Work to complete. Copy the records below exactly, leaving out every picture.

Supplied data.
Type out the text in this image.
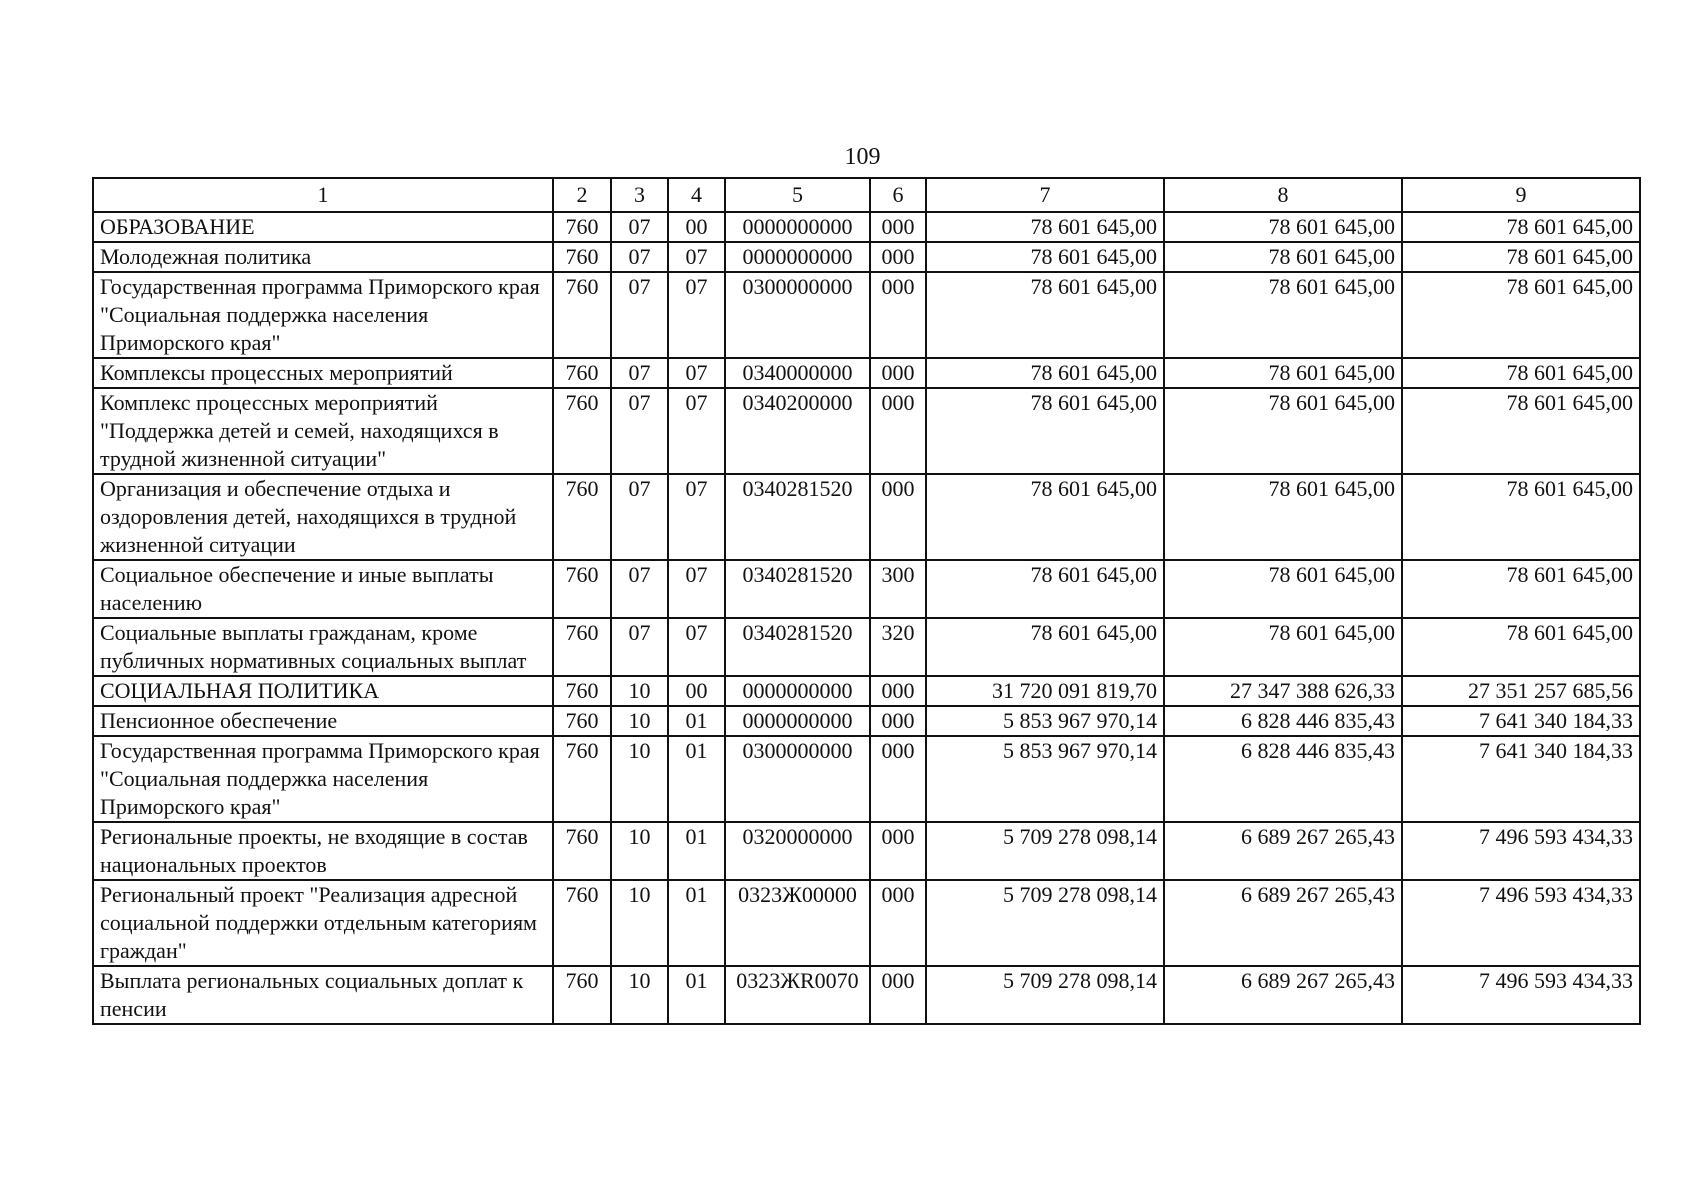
109
1	2	3	4	5	6	7	8	9
ОБРАЗОВАНИЕ	760	07	00	0000000000	000	78 601 645,00	78 601 645,00	78 601 645,00
Молодежная политика	760	07	07	0000000000	000	78 601 645,00	78 601 645,00	78 601 645,00
Государственная программа Приморского края "Социальная поддержка населения Приморского края"	760	07	07	0300000000	000	78 601 645,00	78 601 645,00	78 601 645,00
Комплексы процессных мероприятий	760	07	07	0340000000	000	78 601 645,00	78 601 645,00	78 601 645,00
Комплекс процессных мероприятий "Поддержка детей и семей, находящихся в трудной жизненной ситуации"	760	07	07	0340200000	000	78 601 645,00	78 601 645,00	78 601 645,00
Организация и обеспечение отдыха и оздоровления детей, находящихся в трудной жизненной ситуации	760	07	07	0340281520	000	78 601 645,00	78 601 645,00	78 601 645,00
Социальное обеспечение и иные выплаты населению	760	07	07	0340281520	300	78 601 645,00	78 601 645,00	78 601 645,00
Социальные выплаты гражданам, кроме публичных нормативных социальных выплат	760	07	07	0340281520	320	78 601 645,00	78 601 645,00	78 601 645,00
СОЦИАЛЬНАЯ ПОЛИТИКА	760	10	00	0000000000	000	31 720 091 819,70	27 347 388 626,33	27 351 257 685,56
Пенсионное обеспечение	760	10	01	0000000000	000	5 853 967 970,14	6 828 446 835,43	7 641 340 184,33
Государственная программа Приморского края "Социальная поддержка населения Приморского края"	760	10	01	0300000000	000	5 853 967 970,14	6 828 446 835,43	7 641 340 184,33
Региональные проекты, не входящие в состав национальных проектов	760	10	01	0320000000	000	5 709 278 098,14	6 689 267 265,43	7 496 593 434,33
Региональный проект "Реализация адресной социальной поддержки отдельным категориям граждан"	760	10	01	0323Ж00000	000	5 709 278 098,14	6 689 267 265,43	7 496 593 434,33
Выплата региональных социальных доплат к пенсии	760	10	01	0323ЖR0070	000	5 709 278 098,14	6 689 267 265,43	7 496 593 434,33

Written solution.
Type out the text in this image.
109
1	2	3	4	5	6	7	8	9
ОБРАЗОВАНИЕ	760	07	00	0000000000	000	78 601 645,00	78 601 645,00	78 601 645,00
Молодежная политика	760	07	07	0000000000	000	78 601 645,00	78 601 645,00	78 601 645,00
Государственная программа Приморского края "Социальная поддержка населения Приморского края"	760	07	07	0300000000	000	78 601 645,00	78 601 645,00	78 601 645,00
Комплексы процессных мероприятий	760	07	07	0340000000	000	78 601 645,00	78 601 645,00	78 601 645,00
Комплекс процессных мероприятий "Поддержка детей и семей, находящихся в трудной жизненной ситуации"	760	07	07	0340200000	000	78 601 645,00	78 601 645,00	78 601 645,00
Организация и обеспечение отдыха и оздоровления детей, находящихся в трудной жизненной ситуации	760	07	07	0340281520	000	78 601 645,00	78 601 645,00	78 601 645,00
Социальное обеспечение и иные выплаты населению	760	07	07	0340281520	300	78 601 645,00	78 601 645,00	78 601 645,00
Социальные выплаты гражданам, кроме публичных нормативных социальных выплат	760	07	07	0340281520	320	78 601 645,00	78 601 645,00	78 601 645,00
СОЦИАЛЬНАЯ ПОЛИТИКА	760	10	00	0000000000	000	31 720 091 819,70	27 347 388 626,33	27 351 257 685,56
Пенсионное обеспечение	760	10	01	0000000000	000	5 853 967 970,14	6 828 446 835,43	7 641 340 184,33
Государственная программа Приморского края "Социальная поддержка населения Приморского края"	760	10	01	0300000000	000	5 853 967 970,14	6 828 446 835,43	7 641 340 184,33
Региональные проекты, не входящие в состав национальных проектов	760	10	01	0320000000	000	5 709 278 098,14	6 689 267 265,43	7 496 593 434,33
Региональный проект "Реализация адресной социальной поддержки отдельным категориям граждан"	760	10	01	0323Ж00000	000	5 709 278 098,14	6 689 267 265,43	7 496 593 434,33
Выплата региональных социальных доплат к пенсии	760	10	01	0323ЖR0070	000	5 709 278 098,14	6 689 267 265,43	7 496 593 434,33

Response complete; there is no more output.